# Task directions
Gather all lines in the data that hold the string "оборудования".

# Entries supplied
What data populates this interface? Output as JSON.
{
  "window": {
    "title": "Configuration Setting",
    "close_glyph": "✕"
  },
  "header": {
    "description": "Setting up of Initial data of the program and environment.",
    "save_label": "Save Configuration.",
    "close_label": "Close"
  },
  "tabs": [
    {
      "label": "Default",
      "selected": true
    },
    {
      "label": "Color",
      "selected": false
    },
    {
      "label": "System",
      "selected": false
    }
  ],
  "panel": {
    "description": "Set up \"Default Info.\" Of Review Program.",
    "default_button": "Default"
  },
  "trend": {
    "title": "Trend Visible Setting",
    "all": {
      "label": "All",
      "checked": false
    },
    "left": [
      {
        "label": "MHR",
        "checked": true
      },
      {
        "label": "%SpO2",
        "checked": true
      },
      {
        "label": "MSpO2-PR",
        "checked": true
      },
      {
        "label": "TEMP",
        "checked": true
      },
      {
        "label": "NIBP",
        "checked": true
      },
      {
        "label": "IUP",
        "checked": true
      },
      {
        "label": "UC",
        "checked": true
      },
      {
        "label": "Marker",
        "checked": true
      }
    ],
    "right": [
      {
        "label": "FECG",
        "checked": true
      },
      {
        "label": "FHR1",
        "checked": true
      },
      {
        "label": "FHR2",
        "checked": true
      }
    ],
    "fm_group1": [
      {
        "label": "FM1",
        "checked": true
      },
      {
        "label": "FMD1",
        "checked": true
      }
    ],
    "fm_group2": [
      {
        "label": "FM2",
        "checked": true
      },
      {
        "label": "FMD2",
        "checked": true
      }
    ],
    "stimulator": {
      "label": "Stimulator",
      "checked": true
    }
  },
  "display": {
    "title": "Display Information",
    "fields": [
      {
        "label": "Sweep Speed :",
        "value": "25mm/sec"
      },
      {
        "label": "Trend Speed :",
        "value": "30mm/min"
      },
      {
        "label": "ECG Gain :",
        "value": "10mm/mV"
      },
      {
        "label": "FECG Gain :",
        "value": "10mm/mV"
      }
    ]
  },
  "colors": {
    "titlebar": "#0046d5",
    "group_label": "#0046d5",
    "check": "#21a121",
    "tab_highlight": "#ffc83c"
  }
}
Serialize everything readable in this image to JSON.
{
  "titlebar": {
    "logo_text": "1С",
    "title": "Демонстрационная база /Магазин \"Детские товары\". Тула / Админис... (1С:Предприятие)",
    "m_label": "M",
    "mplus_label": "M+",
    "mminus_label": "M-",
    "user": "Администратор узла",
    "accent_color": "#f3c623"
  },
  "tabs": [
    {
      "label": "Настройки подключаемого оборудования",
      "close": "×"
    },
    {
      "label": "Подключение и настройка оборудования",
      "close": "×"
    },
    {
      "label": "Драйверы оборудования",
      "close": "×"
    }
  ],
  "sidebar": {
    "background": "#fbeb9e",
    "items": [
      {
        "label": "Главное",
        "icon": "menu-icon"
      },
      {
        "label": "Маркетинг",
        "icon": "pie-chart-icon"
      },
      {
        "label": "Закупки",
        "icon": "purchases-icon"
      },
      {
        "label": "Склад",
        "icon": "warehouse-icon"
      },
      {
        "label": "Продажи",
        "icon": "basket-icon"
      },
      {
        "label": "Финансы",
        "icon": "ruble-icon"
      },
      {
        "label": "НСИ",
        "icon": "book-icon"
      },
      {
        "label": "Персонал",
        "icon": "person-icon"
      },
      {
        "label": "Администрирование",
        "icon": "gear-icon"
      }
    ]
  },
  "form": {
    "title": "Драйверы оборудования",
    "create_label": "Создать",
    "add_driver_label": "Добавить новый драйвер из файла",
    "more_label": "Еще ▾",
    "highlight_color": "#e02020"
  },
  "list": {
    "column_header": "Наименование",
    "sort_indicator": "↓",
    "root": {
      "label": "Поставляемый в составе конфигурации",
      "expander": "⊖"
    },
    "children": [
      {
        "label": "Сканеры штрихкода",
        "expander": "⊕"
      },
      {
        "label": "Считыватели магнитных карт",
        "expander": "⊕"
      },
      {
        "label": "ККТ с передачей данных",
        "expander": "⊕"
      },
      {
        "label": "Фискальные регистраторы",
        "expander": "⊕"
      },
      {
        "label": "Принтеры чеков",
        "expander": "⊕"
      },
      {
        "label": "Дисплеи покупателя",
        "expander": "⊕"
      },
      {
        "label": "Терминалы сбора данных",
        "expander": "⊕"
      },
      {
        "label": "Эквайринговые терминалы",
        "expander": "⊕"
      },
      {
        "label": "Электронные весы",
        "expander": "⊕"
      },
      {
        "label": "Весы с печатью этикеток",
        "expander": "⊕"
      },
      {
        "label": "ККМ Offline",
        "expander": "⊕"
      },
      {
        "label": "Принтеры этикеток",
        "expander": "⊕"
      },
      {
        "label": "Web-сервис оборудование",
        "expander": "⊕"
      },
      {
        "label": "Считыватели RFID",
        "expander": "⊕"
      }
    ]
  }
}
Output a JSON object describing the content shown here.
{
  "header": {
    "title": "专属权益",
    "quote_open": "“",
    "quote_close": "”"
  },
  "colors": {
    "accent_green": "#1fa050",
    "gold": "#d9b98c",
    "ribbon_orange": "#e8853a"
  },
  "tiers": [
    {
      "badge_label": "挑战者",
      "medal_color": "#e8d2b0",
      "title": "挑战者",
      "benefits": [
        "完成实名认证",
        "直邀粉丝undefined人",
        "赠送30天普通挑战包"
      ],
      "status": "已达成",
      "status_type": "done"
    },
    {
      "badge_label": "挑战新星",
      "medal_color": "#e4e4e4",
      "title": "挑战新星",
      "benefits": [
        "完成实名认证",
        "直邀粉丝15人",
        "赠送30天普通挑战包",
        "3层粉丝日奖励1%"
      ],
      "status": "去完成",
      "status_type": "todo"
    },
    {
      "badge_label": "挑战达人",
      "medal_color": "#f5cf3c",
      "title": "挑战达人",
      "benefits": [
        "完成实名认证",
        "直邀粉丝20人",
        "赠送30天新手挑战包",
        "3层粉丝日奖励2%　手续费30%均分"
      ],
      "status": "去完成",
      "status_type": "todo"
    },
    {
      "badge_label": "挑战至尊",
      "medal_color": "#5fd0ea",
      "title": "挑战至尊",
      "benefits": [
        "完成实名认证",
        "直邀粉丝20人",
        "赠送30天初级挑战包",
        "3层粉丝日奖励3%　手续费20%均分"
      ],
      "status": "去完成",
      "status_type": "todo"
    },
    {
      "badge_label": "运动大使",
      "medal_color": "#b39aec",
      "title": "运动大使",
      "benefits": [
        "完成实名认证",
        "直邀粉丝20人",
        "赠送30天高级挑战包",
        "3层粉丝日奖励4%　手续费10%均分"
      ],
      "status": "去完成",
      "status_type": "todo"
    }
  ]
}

# Written solution
      "label": "Настройки подключаемого оборудования",
      "label": "Подключение и настройка оборудования",
      "label": "Драйверы оборудования",
    "title": "Драйверы оборудования",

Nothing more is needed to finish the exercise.